Work to do
Exactly repeat the full listing that follows.
## Start Available data
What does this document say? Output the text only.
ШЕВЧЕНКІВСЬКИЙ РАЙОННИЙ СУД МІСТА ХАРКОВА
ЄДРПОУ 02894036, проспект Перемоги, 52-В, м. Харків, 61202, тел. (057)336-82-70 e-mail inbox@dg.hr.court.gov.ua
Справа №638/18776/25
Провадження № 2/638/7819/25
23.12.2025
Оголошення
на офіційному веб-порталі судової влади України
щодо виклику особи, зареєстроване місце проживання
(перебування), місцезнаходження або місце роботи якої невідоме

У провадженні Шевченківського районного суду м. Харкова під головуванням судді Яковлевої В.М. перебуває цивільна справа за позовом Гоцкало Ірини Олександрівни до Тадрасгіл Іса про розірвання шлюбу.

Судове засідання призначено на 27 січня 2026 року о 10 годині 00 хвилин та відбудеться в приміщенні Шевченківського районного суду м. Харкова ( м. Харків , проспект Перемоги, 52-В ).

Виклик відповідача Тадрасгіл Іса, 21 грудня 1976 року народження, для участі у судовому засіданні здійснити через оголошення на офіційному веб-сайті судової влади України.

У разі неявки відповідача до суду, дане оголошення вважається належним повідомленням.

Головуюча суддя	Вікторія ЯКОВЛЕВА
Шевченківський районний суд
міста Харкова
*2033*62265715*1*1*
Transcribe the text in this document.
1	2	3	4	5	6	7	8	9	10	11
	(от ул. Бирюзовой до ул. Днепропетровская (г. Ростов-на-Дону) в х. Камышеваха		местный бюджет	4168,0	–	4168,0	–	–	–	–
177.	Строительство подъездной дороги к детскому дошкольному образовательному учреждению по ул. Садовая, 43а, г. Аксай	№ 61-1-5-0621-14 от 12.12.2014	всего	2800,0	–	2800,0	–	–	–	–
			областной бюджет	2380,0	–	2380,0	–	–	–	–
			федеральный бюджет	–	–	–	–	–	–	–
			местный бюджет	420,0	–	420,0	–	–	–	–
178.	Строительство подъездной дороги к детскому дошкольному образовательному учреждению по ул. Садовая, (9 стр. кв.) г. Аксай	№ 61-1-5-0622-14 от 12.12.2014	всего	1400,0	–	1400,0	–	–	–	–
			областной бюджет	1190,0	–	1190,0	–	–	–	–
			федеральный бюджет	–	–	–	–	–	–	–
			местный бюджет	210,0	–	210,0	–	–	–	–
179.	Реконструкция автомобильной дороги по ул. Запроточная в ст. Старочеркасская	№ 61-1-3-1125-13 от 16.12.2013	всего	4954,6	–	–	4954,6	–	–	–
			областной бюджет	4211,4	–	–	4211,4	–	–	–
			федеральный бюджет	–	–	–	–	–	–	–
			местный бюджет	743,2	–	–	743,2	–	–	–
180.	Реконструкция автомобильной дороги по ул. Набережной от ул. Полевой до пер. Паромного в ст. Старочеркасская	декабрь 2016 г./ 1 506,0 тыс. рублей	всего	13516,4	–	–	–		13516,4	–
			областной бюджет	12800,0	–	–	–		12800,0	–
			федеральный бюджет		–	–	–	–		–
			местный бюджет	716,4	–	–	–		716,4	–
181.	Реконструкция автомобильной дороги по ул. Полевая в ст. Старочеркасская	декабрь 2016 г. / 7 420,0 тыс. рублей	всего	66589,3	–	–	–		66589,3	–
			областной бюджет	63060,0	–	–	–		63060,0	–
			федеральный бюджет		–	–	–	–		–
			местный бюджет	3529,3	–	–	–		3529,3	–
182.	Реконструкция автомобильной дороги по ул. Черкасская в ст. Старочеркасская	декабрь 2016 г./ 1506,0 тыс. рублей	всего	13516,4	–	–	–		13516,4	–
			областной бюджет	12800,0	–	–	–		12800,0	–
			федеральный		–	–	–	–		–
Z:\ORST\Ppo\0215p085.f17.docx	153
## End Available data
Written reply
What does this document say? Output the text only.
ШЕВЧЕНКІВСЬКИЙ РАЙОННИЙ СУД МІСТА ХАРКОВА
ЄДРПОУ 02894036, проспект Перемоги, 52-В, м. Харків, 61202, тел. (057)336-82-70 e-mail inbox@dg.hr.court.gov.ua
Справа №638/18776/25
Провадження № 2/638/7819/25
23.12.2025
Оголошення
на офіційному веб-порталі судової влади України
щодо виклику особи, зареєстроване місце проживання
(перебування), місцезнаходження або місце роботи якої невідоме

У провадженні Шевченківського районного суду м. Харкова під головуванням судді Яковлевої В.М. перебуває цивільна справа за позовом Гоцкало Ірини Олександрівни до Тадрасгіл Іса про розірвання шлюбу.

Судове засідання призначено на 27 січня 2026 року о 10 годині 00 хвилин та відбудеться в приміщенні Шевченківського районного суду м. Харкова ( м. Харків , проспект Перемоги, 52-В ).

Виклик відповідача Тадрасгіл Іса, 21 грудня 1976 року народження, для участі у судовому засіданні здійснити через оголошення на офіційному веб-сайті судової влади України.

У разі неявки відповідача до суду, дане оголошення вважається належним повідомленням.

Головуюча суддя	Вікторія ЯКОВЛЕВА
Шевченківський районний суд
міста Харкова
*2033*62265715*1*1*
Transcribe the text in this document.
1	2	3	4	5	6	7	8	9	10	11
	(от ул. Бирюзовой до ул. Днепропетровская (г. Ростов-на-Дону) в х. Камышеваха		местный бюджет	4168,0	–	4168,0	–	–	–	–
177.	Строительство подъездной дороги к детскому дошкольному образовательному учреждению по ул. Садовая, 43а, г. Аксай	№ 61-1-5-0621-14 от 12.12.2014	всего	2800,0	–	2800,0	–	–	–	–
			областной бюджет	2380,0	–	2380,0	–	–	–	–
			федеральный бюджет	–	–	–	–	–	–	–
			местный бюджет	420,0	–	420,0	–	–	–	–
178.	Строительство подъездной дороги к детскому дошкольному образовательному учреждению по ул. Садовая, (9 стр. кв.) г. Аксай	№ 61-1-5-0622-14 от 12.12.2014	всего	1400,0	–	1400,0	–	–	–	–
			областной бюджет	1190,0	–	1190,0	–	–	–	–
			федеральный бюджет	–	–	–	–	–	–	–
			местный бюджет	210,0	–	210,0	–	–	–	–
179.	Реконструкция автомобильной дороги по ул. Запроточная в ст. Старочеркасская	№ 61-1-3-1125-13 от 16.12.2013	всего	4954,6	–	–	4954,6	–	–	–
			областной бюджет	4211,4	–	–	4211,4	–	–	–
			федеральный бюджет	–	–	–	–	–	–	–
			местный бюджет	743,2	–	–	743,2	–	–	–
180.	Реконструкция автомобильной дороги по ул. Набережной от ул. Полевой до пер. Паромного в ст. Старочеркасская	декабрь 2016 г./ 1 506,0 тыс. рублей	всего	13516,4	–	–	–		13516,4	–
			областной бюджет	12800,0	–	–	–		12800,0	–
			федеральный бюджет		–	–	–	–		–
			местный бюджет	716,4	–	–	–		716,4	–
181.	Реконструкция автомобильной дороги по ул. Полевая в ст. Старочеркасская	декабрь 2016 г. / 7 420,0 тыс. рублей	всего	66589,3	–	–	–		66589,3	–
			областной бюджет	63060,0	–	–	–		63060,0	–
			федеральный бюджет		–	–	–	–		–
			местный бюджет	3529,3	–	–	–		3529,3	–
182.	Реконструкция автомобильной дороги по ул. Черкасская в ст. Старочеркасская	декабрь 2016 г./ 1506,0 тыс. рублей	всего	13516,4	–	–	–		13516,4	–
			областной бюджет	12800,0	–	–	–		12800,0	–
			федеральный		–	–	–	–		–
Z:\ORST\Ppo\0215p085.f17.docx	153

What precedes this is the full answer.